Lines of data
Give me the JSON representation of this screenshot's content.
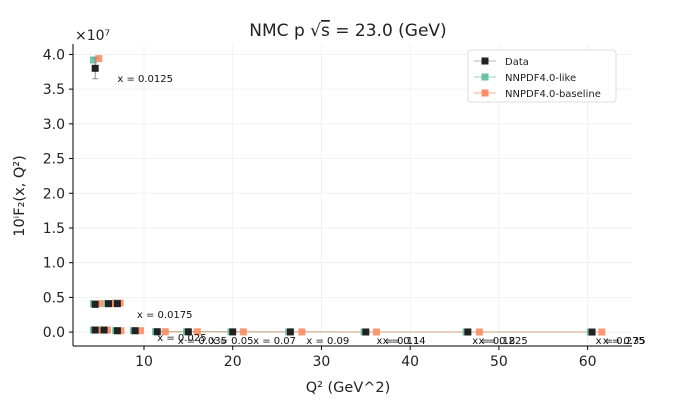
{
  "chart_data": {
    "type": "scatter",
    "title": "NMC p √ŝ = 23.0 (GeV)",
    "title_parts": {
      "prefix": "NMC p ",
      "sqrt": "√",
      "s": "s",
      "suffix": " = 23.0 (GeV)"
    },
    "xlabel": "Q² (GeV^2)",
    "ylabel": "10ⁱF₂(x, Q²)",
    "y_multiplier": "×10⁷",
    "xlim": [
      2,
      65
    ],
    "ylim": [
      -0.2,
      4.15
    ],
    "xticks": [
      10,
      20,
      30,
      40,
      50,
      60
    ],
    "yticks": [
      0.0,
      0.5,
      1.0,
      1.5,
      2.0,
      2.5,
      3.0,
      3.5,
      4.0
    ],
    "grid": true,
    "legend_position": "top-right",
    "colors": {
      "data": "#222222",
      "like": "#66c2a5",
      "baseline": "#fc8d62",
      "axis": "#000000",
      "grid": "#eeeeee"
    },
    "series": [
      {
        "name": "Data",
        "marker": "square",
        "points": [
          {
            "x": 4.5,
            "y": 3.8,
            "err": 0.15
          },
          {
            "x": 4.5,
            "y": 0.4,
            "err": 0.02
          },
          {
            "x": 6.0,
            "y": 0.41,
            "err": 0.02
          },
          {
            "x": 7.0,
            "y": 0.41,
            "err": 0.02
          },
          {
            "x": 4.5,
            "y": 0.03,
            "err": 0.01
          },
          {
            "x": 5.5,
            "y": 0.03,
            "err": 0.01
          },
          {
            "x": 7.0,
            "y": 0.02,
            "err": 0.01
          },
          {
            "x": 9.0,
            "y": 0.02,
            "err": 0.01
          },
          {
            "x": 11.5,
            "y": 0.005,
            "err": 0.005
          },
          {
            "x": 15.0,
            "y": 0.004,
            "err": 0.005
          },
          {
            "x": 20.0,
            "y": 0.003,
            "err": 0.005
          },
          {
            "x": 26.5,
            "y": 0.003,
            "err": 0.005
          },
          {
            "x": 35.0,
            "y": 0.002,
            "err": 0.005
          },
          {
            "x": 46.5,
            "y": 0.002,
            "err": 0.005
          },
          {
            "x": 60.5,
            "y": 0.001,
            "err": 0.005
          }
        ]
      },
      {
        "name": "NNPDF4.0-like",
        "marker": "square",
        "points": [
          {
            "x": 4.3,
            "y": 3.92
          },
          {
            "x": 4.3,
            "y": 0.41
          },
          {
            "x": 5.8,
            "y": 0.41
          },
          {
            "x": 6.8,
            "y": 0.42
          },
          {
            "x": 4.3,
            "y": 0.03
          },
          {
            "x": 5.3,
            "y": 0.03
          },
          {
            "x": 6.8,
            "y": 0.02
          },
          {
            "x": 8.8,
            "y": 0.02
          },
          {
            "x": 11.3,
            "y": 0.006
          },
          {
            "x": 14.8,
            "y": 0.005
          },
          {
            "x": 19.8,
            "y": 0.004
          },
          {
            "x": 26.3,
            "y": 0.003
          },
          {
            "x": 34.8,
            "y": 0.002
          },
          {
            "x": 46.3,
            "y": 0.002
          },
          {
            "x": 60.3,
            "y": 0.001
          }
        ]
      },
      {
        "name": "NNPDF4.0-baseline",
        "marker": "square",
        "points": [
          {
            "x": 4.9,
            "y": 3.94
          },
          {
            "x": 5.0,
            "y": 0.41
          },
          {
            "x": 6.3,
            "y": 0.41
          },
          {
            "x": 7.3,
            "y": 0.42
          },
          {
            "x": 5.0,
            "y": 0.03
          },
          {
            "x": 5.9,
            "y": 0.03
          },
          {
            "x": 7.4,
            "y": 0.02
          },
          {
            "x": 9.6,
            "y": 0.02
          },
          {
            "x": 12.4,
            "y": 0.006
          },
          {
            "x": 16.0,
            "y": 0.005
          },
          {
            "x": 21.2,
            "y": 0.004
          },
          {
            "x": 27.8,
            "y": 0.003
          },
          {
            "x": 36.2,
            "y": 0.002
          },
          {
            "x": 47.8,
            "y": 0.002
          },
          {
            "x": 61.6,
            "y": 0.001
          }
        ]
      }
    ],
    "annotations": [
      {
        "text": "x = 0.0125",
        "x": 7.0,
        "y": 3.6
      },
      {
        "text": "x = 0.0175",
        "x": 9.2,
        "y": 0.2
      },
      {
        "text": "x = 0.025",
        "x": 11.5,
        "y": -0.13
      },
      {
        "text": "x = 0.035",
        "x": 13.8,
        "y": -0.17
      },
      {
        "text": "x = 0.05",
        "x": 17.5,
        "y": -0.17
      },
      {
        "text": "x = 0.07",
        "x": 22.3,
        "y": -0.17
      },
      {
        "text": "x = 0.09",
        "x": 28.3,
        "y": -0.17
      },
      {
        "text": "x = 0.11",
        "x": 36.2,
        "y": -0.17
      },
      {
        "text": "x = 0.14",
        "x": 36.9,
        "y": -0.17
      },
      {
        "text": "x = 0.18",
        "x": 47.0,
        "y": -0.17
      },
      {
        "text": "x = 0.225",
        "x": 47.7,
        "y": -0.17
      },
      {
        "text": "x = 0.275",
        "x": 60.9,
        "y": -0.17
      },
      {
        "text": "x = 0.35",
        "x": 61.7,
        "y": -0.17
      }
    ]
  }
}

__Set problem__: All preceding records should be duplicated verbatim, images excepted.

__Exercise solution__:
Give me the JSON representation of this screenshot's content.
{
  "chart_data": {
    "type": "scatter",
    "title": "NMC p √ŝ = 23.0 (GeV)",
    "title_parts": {
      "prefix": "NMC p ",
      "sqrt": "√",
      "s": "s",
      "suffix": " = 23.0 (GeV)"
    },
    "xlabel": "Q² (GeV^2)",
    "ylabel": "10ⁱF₂(x, Q²)",
    "y_multiplier": "×10⁷",
    "xlim": [
      2,
      65
    ],
    "ylim": [
      -0.2,
      4.15
    ],
    "xticks": [
      10,
      20,
      30,
      40,
      50,
      60
    ],
    "yticks": [
      0.0,
      0.5,
      1.0,
      1.5,
      2.0,
      2.5,
      3.0,
      3.5,
      4.0
    ],
    "grid": true,
    "legend_position": "top-right",
    "colors": {
      "data": "#222222",
      "like": "#66c2a5",
      "baseline": "#fc8d62",
      "axis": "#000000",
      "grid": "#eeeeee"
    },
    "series": [
      {
        "name": "Data",
        "marker": "square",
        "points": [
          {
            "x": 4.5,
            "y": 3.8,
            "err": 0.15
          },
          {
            "x": 4.5,
            "y": 0.4,
            "err": 0.02
          },
          {
            "x": 6.0,
            "y": 0.41,
            "err": 0.02
          },
          {
            "x": 7.0,
            "y": 0.41,
            "err": 0.02
          },
          {
            "x": 4.5,
            "y": 0.03,
            "err": 0.01
          },
          {
            "x": 5.5,
            "y": 0.03,
            "err": 0.01
          },
          {
            "x": 7.0,
            "y": 0.02,
            "err": 0.01
          },
          {
            "x": 9.0,
            "y": 0.02,
            "err": 0.01
          },
          {
            "x": 11.5,
            "y": 0.005,
            "err": 0.005
          },
          {
            "x": 15.0,
            "y": 0.004,
            "err": 0.005
          },
          {
            "x": 20.0,
            "y": 0.003,
            "err": 0.005
          },
          {
            "x": 26.5,
            "y": 0.003,
            "err": 0.005
          },
          {
            "x": 35.0,
            "y": 0.002,
            "err": 0.005
          },
          {
            "x": 46.5,
            "y": 0.002,
            "err": 0.005
          },
          {
            "x": 60.5,
            "y": 0.001,
            "err": 0.005
          }
        ]
      },
      {
        "name": "NNPDF4.0-like",
        "marker": "square",
        "points": [
          {
            "x": 4.3,
            "y": 3.92
          },
          {
            "x": 4.3,
            "y": 0.41
          },
          {
            "x": 5.8,
            "y": 0.41
          },
          {
            "x": 6.8,
            "y": 0.42
          },
          {
            "x": 4.3,
            "y": 0.03
          },
          {
            "x": 5.3,
            "y": 0.03
          },
          {
            "x": 6.8,
            "y": 0.02
          },
          {
            "x": 8.8,
            "y": 0.02
          },
          {
            "x": 11.3,
            "y": 0.006
          },
          {
            "x": 14.8,
            "y": 0.005
          },
          {
            "x": 19.8,
            "y": 0.004
          },
          {
            "x": 26.3,
            "y": 0.003
          },
          {
            "x": 34.8,
            "y": 0.002
          },
          {
            "x": 46.3,
            "y": 0.002
          },
          {
            "x": 60.3,
            "y": 0.001
          }
        ]
      },
      {
        "name": "NNPDF4.0-baseline",
        "marker": "square",
        "points": [
          {
            "x": 4.9,
            "y": 3.94
          },
          {
            "x": 5.0,
            "y": 0.41
          },
          {
            "x": 6.3,
            "y": 0.41
          },
          {
            "x": 7.3,
            "y": 0.42
          },
          {
            "x": 5.0,
            "y": 0.03
          },
          {
            "x": 5.9,
            "y": 0.03
          },
          {
            "x": 7.4,
            "y": 0.02
          },
          {
            "x": 9.6,
            "y": 0.02
          },
          {
            "x": 12.4,
            "y": 0.006
          },
          {
            "x": 16.0,
            "y": 0.005
          },
          {
            "x": 21.2,
            "y": 0.004
          },
          {
            "x": 27.8,
            "y": 0.003
          },
          {
            "x": 36.2,
            "y": 0.002
          },
          {
            "x": 47.8,
            "y": 0.002
          },
          {
            "x": 61.6,
            "y": 0.001
          }
        ]
      }
    ],
    "annotations": [
      {
        "text": "x = 0.0125",
        "x": 7.0,
        "y": 3.6
      },
      {
        "text": "x = 0.0175",
        "x": 9.2,
        "y": 0.2
      },
      {
        "text": "x = 0.025",
        "x": 11.5,
        "y": -0.13
      },
      {
        "text": "x = 0.035",
        "x": 13.8,
        "y": -0.17
      },
      {
        "text": "x = 0.05",
        "x": 17.5,
        "y": -0.17
      },
      {
        "text": "x = 0.07",
        "x": 22.3,
        "y": -0.17
      },
      {
        "text": "x = 0.09",
        "x": 28.3,
        "y": -0.17
      },
      {
        "text": "x = 0.11",
        "x": 36.2,
        "y": -0.17
      },
      {
        "text": "x = 0.14",
        "x": 36.9,
        "y": -0.17
      },
      {
        "text": "x = 0.18",
        "x": 47.0,
        "y": -0.17
      },
      {
        "text": "x = 0.225",
        "x": 47.7,
        "y": -0.17
      },
      {
        "text": "x = 0.275",
        "x": 60.9,
        "y": -0.17
      },
      {
        "text": "x = 0.35",
        "x": 61.7,
        "y": -0.17
      }
    ]
  }
}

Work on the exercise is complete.